* Start *

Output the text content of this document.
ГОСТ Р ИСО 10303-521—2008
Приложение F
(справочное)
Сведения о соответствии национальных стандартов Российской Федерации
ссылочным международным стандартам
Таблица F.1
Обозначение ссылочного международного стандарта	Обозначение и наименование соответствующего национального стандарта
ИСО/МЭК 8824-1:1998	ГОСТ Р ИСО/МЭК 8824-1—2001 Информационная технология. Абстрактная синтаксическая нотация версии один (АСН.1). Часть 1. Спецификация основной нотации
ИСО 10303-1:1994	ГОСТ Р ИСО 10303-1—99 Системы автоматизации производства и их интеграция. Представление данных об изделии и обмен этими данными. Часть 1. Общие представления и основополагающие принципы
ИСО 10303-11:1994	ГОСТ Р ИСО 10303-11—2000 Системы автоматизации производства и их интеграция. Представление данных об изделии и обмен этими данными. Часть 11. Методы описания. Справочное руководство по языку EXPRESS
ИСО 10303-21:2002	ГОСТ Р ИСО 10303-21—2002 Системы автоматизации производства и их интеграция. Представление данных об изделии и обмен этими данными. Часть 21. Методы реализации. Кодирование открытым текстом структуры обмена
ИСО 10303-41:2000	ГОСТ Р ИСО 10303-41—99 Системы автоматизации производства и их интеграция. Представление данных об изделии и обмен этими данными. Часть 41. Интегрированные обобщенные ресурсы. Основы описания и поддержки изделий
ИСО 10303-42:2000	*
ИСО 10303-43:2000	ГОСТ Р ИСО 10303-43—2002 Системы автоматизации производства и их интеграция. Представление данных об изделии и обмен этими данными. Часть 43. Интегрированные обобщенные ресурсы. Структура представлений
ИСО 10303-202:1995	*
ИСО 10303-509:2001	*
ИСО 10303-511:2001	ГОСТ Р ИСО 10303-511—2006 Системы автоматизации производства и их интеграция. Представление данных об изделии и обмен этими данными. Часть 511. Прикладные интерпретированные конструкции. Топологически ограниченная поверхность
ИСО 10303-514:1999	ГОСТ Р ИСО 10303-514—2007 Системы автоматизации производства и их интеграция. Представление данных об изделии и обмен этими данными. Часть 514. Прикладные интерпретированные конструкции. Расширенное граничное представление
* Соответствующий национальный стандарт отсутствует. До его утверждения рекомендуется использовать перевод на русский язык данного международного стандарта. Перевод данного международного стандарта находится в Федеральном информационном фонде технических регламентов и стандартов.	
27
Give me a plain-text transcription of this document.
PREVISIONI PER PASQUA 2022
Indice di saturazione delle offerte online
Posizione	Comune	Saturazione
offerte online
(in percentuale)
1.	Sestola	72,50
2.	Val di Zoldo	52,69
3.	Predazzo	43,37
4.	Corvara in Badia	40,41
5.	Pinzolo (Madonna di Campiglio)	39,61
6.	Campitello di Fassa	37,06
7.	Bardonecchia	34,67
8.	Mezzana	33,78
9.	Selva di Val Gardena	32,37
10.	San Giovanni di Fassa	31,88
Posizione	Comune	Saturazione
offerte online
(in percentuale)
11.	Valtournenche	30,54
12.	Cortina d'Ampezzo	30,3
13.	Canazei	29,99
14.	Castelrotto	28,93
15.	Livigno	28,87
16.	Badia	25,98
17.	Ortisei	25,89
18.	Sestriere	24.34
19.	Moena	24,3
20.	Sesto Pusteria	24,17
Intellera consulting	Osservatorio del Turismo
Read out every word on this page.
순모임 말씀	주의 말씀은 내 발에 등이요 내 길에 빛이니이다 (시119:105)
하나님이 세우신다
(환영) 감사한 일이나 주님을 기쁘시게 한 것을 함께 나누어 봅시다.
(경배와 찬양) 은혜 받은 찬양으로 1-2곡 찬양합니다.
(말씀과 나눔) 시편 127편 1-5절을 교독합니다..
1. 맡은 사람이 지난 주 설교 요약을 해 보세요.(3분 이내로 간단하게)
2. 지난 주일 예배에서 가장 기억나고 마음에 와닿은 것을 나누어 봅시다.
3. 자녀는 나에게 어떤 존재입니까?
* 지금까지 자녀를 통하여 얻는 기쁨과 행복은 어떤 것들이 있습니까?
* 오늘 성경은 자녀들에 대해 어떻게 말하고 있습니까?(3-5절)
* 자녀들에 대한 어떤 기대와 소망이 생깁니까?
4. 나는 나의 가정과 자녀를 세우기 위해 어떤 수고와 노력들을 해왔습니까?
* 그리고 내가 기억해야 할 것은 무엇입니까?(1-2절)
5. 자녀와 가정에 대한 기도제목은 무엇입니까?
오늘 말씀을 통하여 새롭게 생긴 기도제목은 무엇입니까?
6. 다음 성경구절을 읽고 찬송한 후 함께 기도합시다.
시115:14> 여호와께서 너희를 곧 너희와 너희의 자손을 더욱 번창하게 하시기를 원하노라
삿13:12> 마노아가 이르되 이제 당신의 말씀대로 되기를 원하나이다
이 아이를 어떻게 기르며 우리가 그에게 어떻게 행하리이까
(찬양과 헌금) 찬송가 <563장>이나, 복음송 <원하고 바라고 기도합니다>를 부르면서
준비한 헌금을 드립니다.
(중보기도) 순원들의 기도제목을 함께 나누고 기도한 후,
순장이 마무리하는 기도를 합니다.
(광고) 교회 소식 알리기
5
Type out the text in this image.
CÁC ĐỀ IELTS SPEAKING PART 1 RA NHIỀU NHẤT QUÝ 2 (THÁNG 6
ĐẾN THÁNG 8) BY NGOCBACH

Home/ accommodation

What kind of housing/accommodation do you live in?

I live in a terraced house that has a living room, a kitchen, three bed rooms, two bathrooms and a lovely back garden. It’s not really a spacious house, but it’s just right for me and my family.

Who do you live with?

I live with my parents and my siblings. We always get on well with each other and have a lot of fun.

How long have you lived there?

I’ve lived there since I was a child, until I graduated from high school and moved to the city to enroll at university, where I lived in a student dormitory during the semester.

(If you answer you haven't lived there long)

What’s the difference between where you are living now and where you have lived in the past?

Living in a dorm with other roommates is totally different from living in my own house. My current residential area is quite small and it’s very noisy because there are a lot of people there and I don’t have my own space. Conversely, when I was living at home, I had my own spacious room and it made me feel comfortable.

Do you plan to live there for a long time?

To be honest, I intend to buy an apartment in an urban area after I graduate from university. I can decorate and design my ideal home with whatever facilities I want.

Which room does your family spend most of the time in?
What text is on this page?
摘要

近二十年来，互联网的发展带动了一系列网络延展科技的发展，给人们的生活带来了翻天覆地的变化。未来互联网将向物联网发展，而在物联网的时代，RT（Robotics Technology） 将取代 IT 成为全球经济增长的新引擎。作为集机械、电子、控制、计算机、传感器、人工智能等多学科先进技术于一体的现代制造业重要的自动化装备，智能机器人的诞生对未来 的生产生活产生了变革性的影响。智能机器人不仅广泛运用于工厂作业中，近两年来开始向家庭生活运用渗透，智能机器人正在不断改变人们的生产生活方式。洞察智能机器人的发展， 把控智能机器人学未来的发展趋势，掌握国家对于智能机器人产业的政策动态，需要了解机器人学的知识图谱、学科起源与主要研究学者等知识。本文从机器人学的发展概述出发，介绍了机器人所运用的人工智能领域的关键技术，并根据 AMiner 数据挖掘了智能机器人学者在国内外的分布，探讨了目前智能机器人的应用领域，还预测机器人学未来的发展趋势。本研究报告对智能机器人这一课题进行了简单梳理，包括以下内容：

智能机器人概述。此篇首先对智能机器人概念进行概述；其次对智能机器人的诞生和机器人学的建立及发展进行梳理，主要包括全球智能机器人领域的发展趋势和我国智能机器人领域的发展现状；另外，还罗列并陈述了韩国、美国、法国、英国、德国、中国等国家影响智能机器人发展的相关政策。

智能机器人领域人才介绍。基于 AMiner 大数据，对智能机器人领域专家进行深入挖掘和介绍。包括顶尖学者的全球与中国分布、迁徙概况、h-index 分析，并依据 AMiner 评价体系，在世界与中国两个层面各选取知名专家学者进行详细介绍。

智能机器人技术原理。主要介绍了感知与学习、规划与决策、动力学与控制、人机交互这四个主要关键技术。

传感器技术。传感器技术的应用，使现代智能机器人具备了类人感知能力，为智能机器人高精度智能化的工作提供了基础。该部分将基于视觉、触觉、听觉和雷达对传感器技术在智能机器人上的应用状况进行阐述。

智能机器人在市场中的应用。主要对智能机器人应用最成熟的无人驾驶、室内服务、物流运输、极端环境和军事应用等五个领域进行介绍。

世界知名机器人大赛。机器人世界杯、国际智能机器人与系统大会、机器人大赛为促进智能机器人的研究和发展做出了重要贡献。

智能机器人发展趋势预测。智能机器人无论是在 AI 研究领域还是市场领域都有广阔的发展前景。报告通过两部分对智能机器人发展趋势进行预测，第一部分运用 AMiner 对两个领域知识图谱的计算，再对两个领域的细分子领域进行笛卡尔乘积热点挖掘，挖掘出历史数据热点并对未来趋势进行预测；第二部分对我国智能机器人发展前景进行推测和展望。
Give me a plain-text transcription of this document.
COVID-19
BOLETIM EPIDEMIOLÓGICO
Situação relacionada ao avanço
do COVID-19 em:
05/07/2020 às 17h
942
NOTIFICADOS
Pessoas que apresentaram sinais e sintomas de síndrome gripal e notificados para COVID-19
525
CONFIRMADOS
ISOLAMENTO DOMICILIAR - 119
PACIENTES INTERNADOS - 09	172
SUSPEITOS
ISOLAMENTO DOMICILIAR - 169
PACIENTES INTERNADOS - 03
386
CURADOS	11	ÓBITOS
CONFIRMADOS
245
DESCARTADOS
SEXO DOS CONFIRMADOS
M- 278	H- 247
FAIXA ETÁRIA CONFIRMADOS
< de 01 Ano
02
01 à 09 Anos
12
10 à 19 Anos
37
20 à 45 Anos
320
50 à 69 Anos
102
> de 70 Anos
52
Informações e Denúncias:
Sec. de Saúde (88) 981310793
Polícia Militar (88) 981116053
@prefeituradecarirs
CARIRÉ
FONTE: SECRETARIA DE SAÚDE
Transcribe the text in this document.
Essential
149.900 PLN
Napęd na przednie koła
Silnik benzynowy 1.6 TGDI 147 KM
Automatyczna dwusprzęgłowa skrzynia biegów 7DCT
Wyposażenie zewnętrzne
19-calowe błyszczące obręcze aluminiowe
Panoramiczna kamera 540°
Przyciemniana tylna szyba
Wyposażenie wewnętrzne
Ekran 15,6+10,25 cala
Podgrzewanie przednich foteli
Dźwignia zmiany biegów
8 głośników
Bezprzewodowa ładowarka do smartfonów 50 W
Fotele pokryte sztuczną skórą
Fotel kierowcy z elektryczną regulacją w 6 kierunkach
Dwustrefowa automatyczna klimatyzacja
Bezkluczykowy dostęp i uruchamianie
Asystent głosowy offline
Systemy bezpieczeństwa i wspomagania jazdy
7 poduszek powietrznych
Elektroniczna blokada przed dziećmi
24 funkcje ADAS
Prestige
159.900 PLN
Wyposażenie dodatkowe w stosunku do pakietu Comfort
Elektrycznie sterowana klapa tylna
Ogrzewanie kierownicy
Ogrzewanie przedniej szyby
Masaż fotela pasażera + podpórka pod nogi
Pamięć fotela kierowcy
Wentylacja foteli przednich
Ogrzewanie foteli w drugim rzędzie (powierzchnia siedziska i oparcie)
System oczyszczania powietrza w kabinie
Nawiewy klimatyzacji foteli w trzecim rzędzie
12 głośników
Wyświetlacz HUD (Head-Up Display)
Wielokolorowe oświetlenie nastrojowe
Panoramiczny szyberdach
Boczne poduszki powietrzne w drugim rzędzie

* End *

◆ EXERCISE DESCRIPTION:
From the entries, copy out each line containing the word "text".

◆ FINISHED TASK:
Output the text content of this document.
Give me a plain-text transcription of this document.
Type out the text in this image.
What text is on this page?
Give me a plain-text transcription of this document.
Transcribe the text in this document.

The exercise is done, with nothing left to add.